Geog/Biol/NRES/AnSci/CrpSci 468

Fall 2010

 

Bruce Hannon, MC-150, bhannon@illinois.edu, (217) 333-0348

 

What is the goal of the course?

Just as universities have striven for centuries to teach us first how to become literate and later, numerate, this aim of this course is to teach you how to become "ecolate" or "system thinking"....how to develop the skill to state a dynamic problem, to deduce from this statement an interesting question, to answer that question skillfully, and finally to ask, "In what ways is this picture incomplete?"

 

What can you learn in the course?

We all have mental models of the way the world works but the truly effective of such models are for surviving, for short term phenomena, such a crossing a busy street or ducking a flying rock. When there are time delays before the appearance of the effects of a certain action, when there are random events affecting the dynamics, when both positive and negative feedback loops are present and when the problem is so complex that it requires the knowledge of several people working together, our mental models need help. Just as the microscope and the telescope are aids to the eye, the dynamic modeling computer process is an aide to the mind.

 

I want you to learn to think about dynamic issues systemically. In this course those issues are biological in nature--from models of the heart to models of ecosystems--you need to understand how the process of dynamic modeling works. The course is a tension between teaching you the methods of dynamic modeling (without reference to complex programming or high level math) and the need for exposure to many different modeling problems. To be an effective modeler, you must both master technique and acquire a library of solution types. With knowledge of the solutions to many different kinds of problems, you will have an experience base that allows you to form analogies to new problems based on the solutions to familiar problems--one of the truest forms of creativity. I encourage your contributions and creativity in suggesting possible solutions to the questions I pose in the course.

 

What is the value of what you could learn here?

No matter what you do latter in life I can promise you one thing here: If you work at learning the modeling process and build this repertoire of solutions, you are uniquely prepared to improve upon any situation you might encounter in professional life--as a researcher doing your thesis or in academic or private practice, in any field. You might someday be involved in the process of modeling industrial processes, the function of various body organs, the fate of endangered species, nearly any kind of problem. I cannot guarantee success--but this course will improve your chances for success.

 

How is the class taught?

There are no hour exams. Every class day (2.5 hours each--once a week) is spent on building and elaborating the simulation of some dynamic biological process. Every week, there is a homework problem. At the end of the semester, a special project model is to be completed and presented to the class. Start work on your project immediately. I have some topics for you. The literature in your field should be a good source of dynamic problems. The homework and the project carry equal weight in grading. The students work in partnerships, usually a graduate student work with an undergraduate. I allow you to resubmit your homework if you missed the point of a modeling problem. I will ask you periodically how the teaching technique, home work and project preparation is proceeding.
════════════════
### [Work item A]
Reproduce the part of the course description that opens with the words containing "We all have" and closes with "to the mind.".
### [Work item B]
According to the course description, which two parts of the coursework carry equal weight in grading?
### [Work item C]
Pick up the course description after its final sentence and keep writing it.
════════════════
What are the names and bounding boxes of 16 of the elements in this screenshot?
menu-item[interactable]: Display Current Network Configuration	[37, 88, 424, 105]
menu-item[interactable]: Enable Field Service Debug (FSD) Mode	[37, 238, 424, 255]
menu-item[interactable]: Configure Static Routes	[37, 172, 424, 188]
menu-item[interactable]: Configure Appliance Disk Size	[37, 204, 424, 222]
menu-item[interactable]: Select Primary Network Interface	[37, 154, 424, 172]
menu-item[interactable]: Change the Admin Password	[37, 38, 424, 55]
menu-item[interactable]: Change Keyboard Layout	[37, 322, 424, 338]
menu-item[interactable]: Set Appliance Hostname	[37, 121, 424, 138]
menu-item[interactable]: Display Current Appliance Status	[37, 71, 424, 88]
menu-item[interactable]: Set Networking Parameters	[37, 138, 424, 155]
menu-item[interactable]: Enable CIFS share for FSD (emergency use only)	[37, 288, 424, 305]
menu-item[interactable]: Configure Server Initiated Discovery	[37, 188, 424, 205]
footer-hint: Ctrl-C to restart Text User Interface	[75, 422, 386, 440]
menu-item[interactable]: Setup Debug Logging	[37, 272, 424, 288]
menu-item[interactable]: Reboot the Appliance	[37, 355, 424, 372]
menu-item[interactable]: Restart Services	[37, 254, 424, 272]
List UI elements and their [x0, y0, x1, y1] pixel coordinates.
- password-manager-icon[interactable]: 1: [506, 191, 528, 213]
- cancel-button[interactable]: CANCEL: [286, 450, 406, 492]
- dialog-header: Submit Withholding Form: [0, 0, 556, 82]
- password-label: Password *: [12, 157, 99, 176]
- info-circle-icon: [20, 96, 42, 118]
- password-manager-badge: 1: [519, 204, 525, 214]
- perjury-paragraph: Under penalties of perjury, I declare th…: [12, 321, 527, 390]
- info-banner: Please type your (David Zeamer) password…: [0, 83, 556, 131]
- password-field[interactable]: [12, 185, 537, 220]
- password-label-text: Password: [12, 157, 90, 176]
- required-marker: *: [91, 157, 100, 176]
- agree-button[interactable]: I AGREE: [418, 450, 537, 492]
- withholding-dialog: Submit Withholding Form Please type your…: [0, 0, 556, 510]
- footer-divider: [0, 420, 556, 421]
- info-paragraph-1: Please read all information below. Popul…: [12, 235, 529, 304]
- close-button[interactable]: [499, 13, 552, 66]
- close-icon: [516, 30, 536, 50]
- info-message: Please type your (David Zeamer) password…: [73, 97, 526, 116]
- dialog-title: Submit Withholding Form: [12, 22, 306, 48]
════════════════
### [Answer section A]
We all have mental models of the way the world works but the truly effective of such models are for surviving, for short term phenomena, such a crossing a busy street or ducking a flying rock. When there are time delays before the appearance of the effects of a certain action, when there are random events affecting the dynamics, when both positive and negative feedback loops are present and when the problem is so complex that it requires the knowledge of several people working together, our mental models need help. Just as the microscope and the telescope are aids to the eye, the dynamic modeling computer process is an aide to the mind.

### [Answer section B]
The homework and the project.

### [Answer section C]
 

When, Where is the class taught?

9->11:50 Wednesday,    328 Davenport Hall        37451Grad, 37450UG

 

Software and Format for the Course

The text: I use the book: Modeling Dynamic Biological Systems, Springer-Verlag, Hannon and Ruth, 1997, about $60. We will follow the book closely and try to cover as many different issues as possible, hopefully covering the entire book. The book has a CD that contains all the models given in the book. It also contains a RunTime version of the main application, STELLA, but this version will not allow saving or printing. For one HW, we use the program MADONNA that allows formal compiling of the STELLA equations for rapid running of any models. MADONNA (Runtime) is available free at: http://www.berkeleymadonna.com/download.html

 

MADONNA is not necessary for this course but it might be useful for your project model or thesis.

 

The main operating program for the class is STELLA. It is available free to use in the classroom and in the basement computer in the ACES Library and FLB 8. You may purchase this program from ISEE over the web as a class member.

 

Homework: You must follow this format (grade reduced if you donít):


USE 9 FONT.
Your name(s)              Geog or Bio or ... 468              Date.....
Homework # ....HW1, HW2, ....

GIVEN: [Here you describe the problem you wish to solve, in concise text.]

QUESTION(S): [Here you state in the form of a formal question(s), exactly what you are trying to learn from this modeling enterprise. Remember: questions end with a ?.]

SOLUTION: [Here you state how you constructed your model, why you made the assumptions that you did (give the complete references if there are any), and what the results are, referring to the specific graphs and tables by their number. Discuss concisely the meaning of these graphs and tables. Leave no act unexplained. Think of yourself, a year from now, trying to reconstruct how and why you made this model. Have you described this model so that you could do this, or better, so that someone else could do reconstruct it without further help?]

FURTHER QUESTIONS: [Here you state the questions that the modeling process revealed would be good ones to pursue further, if you had the time. Remember: questions always end with a ?. No modeling process is complete. Every thoughtful process produces more questions than it answers. Here is where you specifically note this fact.]

ANALOGIES: If necessity is the mother of invention, analogy is the father. To become a creative modeler, you must use analogy--in this caseóideas from previous models. Here is where you give, as closely as possible, another phenomenon or two that could use the same model structure as the one in the Homework model. For example, the population growth model could be transformed, with different parameters of course, into a model of water collecting in a reservoir that was also draining (more slowly). Birthing is Filling, Dying is Draining and the Population is the Water Storage.

 

In the class, we communicate (turn in homework, ask questions, mail others, etc.) across the net through a program called Compass. We use no paper in this course. Compass is available thru any browser over the Net: http://compass.uiuc.edu and click on UIUC and Login by the usual method. There you should find an Assignment folder with your name. Just send the homework from the first day directly to that folder. No one but you and I have access to this folder. Later on, when partnerships are established, send your homework to your partnership folder. I will send a weekly note back to your folder with the grade and comment on that homework. If you do your homework with another student in the class, list their name at the top of the HW and have them turn in an identical HW.

 

Directly email me if you have any specific questions or problems. For example, tell me individually if your partnership is not working well or could be working better. Do not put up with a partner who does not supply half the needed effort. A well-functioning partnership should allow you both to learn more than you could alone. A poorly working partnership might hurt the grades of both participants.